Utility's Bid for Hauling Coal Ash by Barge Could Get Approval on Fast Track

Pittsburgh Post-Gazette
29 November 2013
By Don Hopey

FirstEnergy Corp.'s controversial plan to barge more than 3.5 million tons of coal ash a year on the Ohio and Monongahela rivers to a new disposal site in Fayette County could be approved by the state before the public gets a chance to fully comment on important parts of the proposal, according to four environmental organizations.

The groups say the state Department of Environmental Protection will close a public comment period on FirstEnergy's application for a "beneficial use" permit for ash disposal Monday, before the company submits its final permit proposal at the end of December.

That permit would allow the company to deposit the coal ash and smokestack scrubber waste produced by its Bruce Mansfield coal-fired power plant in Shippingport, Beaver County, to benefit reclamation of abandoned strip mines.

FirstEnergy must find a new place to put the power plant wastes because of a consent order with the DEP, that requires the company to close its 1,900-acre Little Blue Run coal ash disposal site along the Pennsylvania-West Virginia border in Beaver County at the end of 2016, in part because seepage of pollutants from the unlined impoundment has contaminated groundwater and surface water in the area.

"The public has a right to know what FirstEnergy has in mind for this massive amount of ash, which has already caused tremendous harm in communities around 'Little Blue,' " said Lisa Graves-Marcucci, community outreach coordinator for the Environmental Integrity Project, a Washington, D.C.-based environmental organization involved in Little Blue closure issues.

**EXERCISE DATA**:

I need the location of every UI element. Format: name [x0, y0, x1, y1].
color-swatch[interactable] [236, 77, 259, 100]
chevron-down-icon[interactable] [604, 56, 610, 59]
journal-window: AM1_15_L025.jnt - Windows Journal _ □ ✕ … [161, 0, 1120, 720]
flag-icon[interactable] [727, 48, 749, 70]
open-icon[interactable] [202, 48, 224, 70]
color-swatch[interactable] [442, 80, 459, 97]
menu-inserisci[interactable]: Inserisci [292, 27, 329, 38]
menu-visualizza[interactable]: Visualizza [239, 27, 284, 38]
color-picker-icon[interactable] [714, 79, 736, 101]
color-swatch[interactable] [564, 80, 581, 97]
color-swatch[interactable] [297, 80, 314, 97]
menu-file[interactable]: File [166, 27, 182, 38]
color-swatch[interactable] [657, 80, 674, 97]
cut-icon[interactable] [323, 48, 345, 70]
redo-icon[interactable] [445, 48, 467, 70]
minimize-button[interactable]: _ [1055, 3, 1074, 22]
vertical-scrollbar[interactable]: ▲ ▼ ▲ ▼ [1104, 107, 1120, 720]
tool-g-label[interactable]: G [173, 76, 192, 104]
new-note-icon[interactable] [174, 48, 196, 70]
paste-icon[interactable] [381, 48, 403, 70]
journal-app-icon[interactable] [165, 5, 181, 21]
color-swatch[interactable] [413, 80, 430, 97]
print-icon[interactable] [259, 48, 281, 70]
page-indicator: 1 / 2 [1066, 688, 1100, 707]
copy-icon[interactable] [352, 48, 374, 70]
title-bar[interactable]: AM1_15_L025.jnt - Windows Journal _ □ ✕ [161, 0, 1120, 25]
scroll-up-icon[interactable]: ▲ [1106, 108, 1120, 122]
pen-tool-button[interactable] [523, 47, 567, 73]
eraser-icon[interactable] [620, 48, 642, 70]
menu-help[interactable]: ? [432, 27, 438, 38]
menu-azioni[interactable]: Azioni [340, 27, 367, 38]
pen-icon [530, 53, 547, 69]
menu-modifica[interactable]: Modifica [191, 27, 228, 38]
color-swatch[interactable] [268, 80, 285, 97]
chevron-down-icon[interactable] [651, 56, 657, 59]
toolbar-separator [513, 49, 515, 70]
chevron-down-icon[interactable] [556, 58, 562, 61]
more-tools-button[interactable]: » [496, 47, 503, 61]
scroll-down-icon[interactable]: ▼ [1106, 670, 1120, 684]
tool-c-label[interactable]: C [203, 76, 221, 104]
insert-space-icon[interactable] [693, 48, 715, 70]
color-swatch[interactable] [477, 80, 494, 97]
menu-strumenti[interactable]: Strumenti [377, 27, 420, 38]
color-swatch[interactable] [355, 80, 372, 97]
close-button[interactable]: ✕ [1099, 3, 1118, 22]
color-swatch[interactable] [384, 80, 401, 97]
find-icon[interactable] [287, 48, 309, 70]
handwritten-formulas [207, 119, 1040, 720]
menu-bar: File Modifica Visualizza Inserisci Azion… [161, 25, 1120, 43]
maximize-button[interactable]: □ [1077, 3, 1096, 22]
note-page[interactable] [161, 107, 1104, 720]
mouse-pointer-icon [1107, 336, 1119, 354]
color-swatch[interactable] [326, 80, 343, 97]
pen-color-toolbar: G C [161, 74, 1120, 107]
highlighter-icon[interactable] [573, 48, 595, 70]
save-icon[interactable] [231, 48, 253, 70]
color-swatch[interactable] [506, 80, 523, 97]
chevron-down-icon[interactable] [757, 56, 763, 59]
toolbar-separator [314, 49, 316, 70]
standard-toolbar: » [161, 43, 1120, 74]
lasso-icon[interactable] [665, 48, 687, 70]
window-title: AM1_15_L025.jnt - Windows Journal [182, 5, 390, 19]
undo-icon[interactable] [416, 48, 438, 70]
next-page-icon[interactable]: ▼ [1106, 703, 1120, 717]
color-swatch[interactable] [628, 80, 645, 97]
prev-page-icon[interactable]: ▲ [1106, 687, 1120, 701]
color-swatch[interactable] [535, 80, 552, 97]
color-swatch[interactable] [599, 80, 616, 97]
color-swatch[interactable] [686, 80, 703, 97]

**TASK REQUIREMENTS**:
[A] Answer each question on its own line using the article on FirstEnergy's coal ash plan, and mark your answers (i), (ii) and (iii).
(i) How many tons of coal ash a year does the plan propose to barge?
(ii) Which power plant produces the coal ash and scrubber waste?
(iii) When must the Little Blue Run disposal site close?
[B] Reproduce the part of the article on FirstEnergy's coal ash plan that opens with the words containing "FirstEnergy must find" and closes with "in the area.".
[C] Translate this sentence from the article on FirstEnergy's coal ash plan into Spanish: "That permit would allow the company to deposit the coal ash and smokestack scrubber waste produced by its Bruce Mansfield coal-fired power plant in Shippingport, Beaver County, to benefit reclamation of abandoned strip mines."

**SOLVED PROBLEMS**:
[A]
(i) More than 3.5 million tons.
(ii) The Bruce Mansfield coal-fired power plant in Shippingport, Beaver County.
(iii) At the end of 2016.

[B]
FirstEnergy must find a new place to put the power plant wastes because of a consent order with the DEP, that requires the company to close its 1,900-acre Little Blue Run coal ash disposal site along the Pennsylvania-West Virginia border in Beaver County at the end of 2016, in part because seepage of pollutants from the unlined impoundment has contaminated groundwater and surface water in the area.

[C] Ese permiso permitiría a la compañía depositar las cenizas de carbón y los residuos de los depuradores de chimenea producidos por su central eléctrica de carbón Bruce Mansfield, en Shippingport, condado de Beaver, en beneficio de la recuperación de minas a cielo abierto abandonadas.